• **EXERCISE INSTRUCTIONS**:
Omit the images. Copy each entry word for word.
◇ ◇ ◇ ◇ ◇
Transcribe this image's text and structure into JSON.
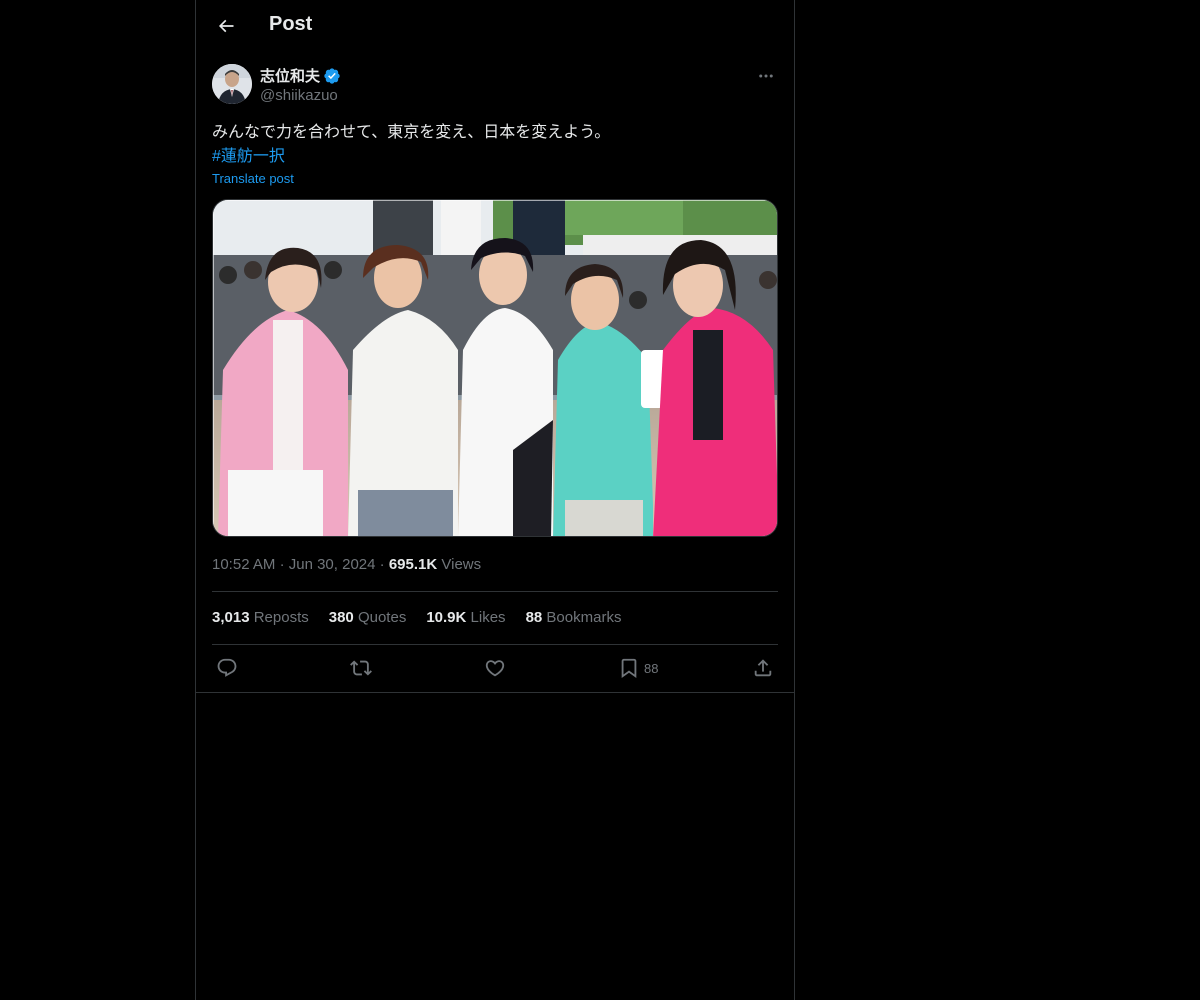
{
  "header": {
    "title": "Post",
    "back_icon": "arrow-left-icon"
  },
  "author": {
    "name": "志位和夫",
    "handle": "@shiikazuo",
    "verified": true,
    "verified_color": "#1d9bf0"
  },
  "tweet": {
    "text": "みんなで力を合わせて、東京を変え、日本を変えよう。",
    "hashtag": "#蓮舫一択",
    "translate_label": "Translate post"
  },
  "meta": {
    "time": "10:52 AM",
    "sep1": "·",
    "date": "Jun 30, 2024",
    "sep2": "·",
    "views_count": "695.1K",
    "views_label": "Views"
  },
  "stats": {
    "reposts_count": "3,013",
    "reposts_label": "Reposts",
    "quotes_count": "380",
    "quotes_label": "Quotes",
    "likes_count": "10.9K",
    "likes_label": "Likes",
    "bookmarks_count": "88",
    "bookmarks_label": "Bookmarks"
  },
  "actions": {
    "reply_icon": "reply-icon",
    "repost_icon": "repost-icon",
    "like_icon": "heart-icon",
    "bookmark_icon": "bookmark-icon",
    "bookmark_count": "88",
    "share_icon": "share-icon"
  },
  "colors": {
    "background": "#000000",
    "text_primary": "#e7e9ea",
    "text_secondary": "#71767b",
    "link": "#1d9bf0",
    "border": "#2f3336"
  }
}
◇ ◇ ◇ ◇ ◇
• **EXERCISE ANSWER**:
Transcribe this image's text and structure into JSON.
{
  "header": {
    "title": "Post",
    "back_icon": "arrow-left-icon"
  },
  "author": {
    "name": "志位和夫",
    "handle": "@shiikazuo",
    "verified": true,
    "verified_color": "#1d9bf0"
  },
  "tweet": {
    "text": "みんなで力を合わせて、東京を変え、日本を変えよう。",
    "hashtag": "#蓮舫一択",
    "translate_label": "Translate post"
  },
  "meta": {
    "time": "10:52 AM",
    "sep1": "·",
    "date": "Jun 30, 2024",
    "sep2": "·",
    "views_count": "695.1K",
    "views_label": "Views"
  },
  "stats": {
    "reposts_count": "3,013",
    "reposts_label": "Reposts",
    "quotes_count": "380",
    "quotes_label": "Quotes",
    "likes_count": "10.9K",
    "likes_label": "Likes",
    "bookmarks_count": "88",
    "bookmarks_label": "Bookmarks"
  },
  "actions": {
    "reply_icon": "reply-icon",
    "repost_icon": "repost-icon",
    "like_icon": "heart-icon",
    "bookmark_icon": "bookmark-icon",
    "bookmark_count": "88",
    "share_icon": "share-icon"
  },
  "colors": {
    "background": "#000000",
    "text_primary": "#e7e9ea",
    "text_secondary": "#71767b",
    "link": "#1d9bf0",
    "border": "#2f3336"
  }
}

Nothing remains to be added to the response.